Exercise inputs
• • •

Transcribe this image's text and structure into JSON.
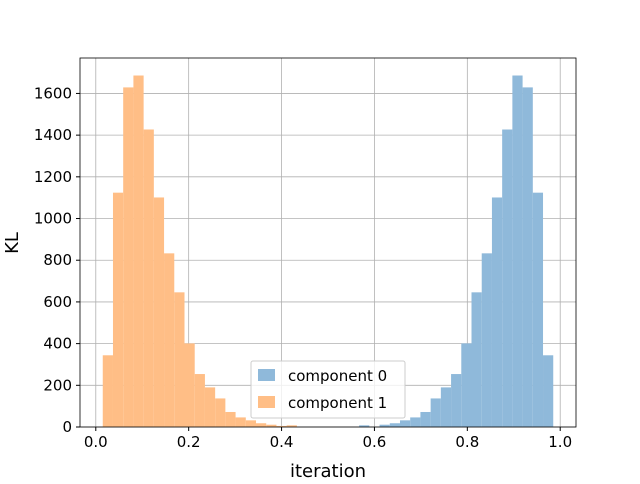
{
  "chart_data": {
    "type": "bar",
    "subtype": "histogram",
    "title": "",
    "xlabel": "iteration",
    "ylabel": "KL",
    "xlim": [
      -0.034,
      1.034
    ],
    "ylim": [
      0,
      1770
    ],
    "xticks": [
      "0.0",
      "0.2",
      "0.4",
      "0.6",
      "0.8",
      "1.0"
    ],
    "xtick_values": [
      0,
      0.2,
      0.4,
      0.6,
      0.8,
      1.0
    ],
    "yticks": [
      "0",
      "200",
      "400",
      "600",
      "800",
      "1000",
      "1200",
      "1400",
      "1600"
    ],
    "ytick_values": [
      0,
      200,
      400,
      600,
      800,
      1000,
      1200,
      1400,
      1600
    ],
    "grid": true,
    "legend_position": "lower-center",
    "bin_width": 0.022,
    "series": [
      {
        "name": "component 0",
        "color": "#8fb9da",
        "bin_start": 0.567,
        "values": [
          8,
          0,
          11,
          18,
          32,
          46,
          72,
          137,
          190,
          254,
          401,
          646,
          833,
          1101,
          1427,
          1686,
          1629,
          1124,
          344
        ]
      },
      {
        "name": "component 1",
        "color": "#ffbe86",
        "bin_start": 0.015,
        "values": [
          344,
          1124,
          1629,
          1686,
          1427,
          1101,
          833,
          646,
          401,
          254,
          190,
          137,
          72,
          46,
          32,
          18,
          11,
          5,
          8
        ]
      }
    ]
  }
}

• • •

Exercise brief
Reproduce all the records verbatim, excluding images.

Solved exercise
Transcribe this image's text and structure into JSON.
{
  "chart_data": {
    "type": "bar",
    "subtype": "histogram",
    "title": "",
    "xlabel": "iteration",
    "ylabel": "KL",
    "xlim": [
      -0.034,
      1.034
    ],
    "ylim": [
      0,
      1770
    ],
    "xticks": [
      "0.0",
      "0.2",
      "0.4",
      "0.6",
      "0.8",
      "1.0"
    ],
    "xtick_values": [
      0,
      0.2,
      0.4,
      0.6,
      0.8,
      1.0
    ],
    "yticks": [
      "0",
      "200",
      "400",
      "600",
      "800",
      "1000",
      "1200",
      "1400",
      "1600"
    ],
    "ytick_values": [
      0,
      200,
      400,
      600,
      800,
      1000,
      1200,
      1400,
      1600
    ],
    "grid": true,
    "legend_position": "lower-center",
    "bin_width": 0.022,
    "series": [
      {
        "name": "component 0",
        "color": "#8fb9da",
        "bin_start": 0.567,
        "values": [
          8,
          0,
          11,
          18,
          32,
          46,
          72,
          137,
          190,
          254,
          401,
          646,
          833,
          1101,
          1427,
          1686,
          1629,
          1124,
          344
        ]
      },
      {
        "name": "component 1",
        "color": "#ffbe86",
        "bin_start": 0.015,
        "values": [
          344,
          1124,
          1629,
          1686,
          1427,
          1101,
          833,
          646,
          401,
          254,
          190,
          137,
          72,
          46,
          32,
          18,
          11,
          5,
          8
        ]
      }
    ]
  }
}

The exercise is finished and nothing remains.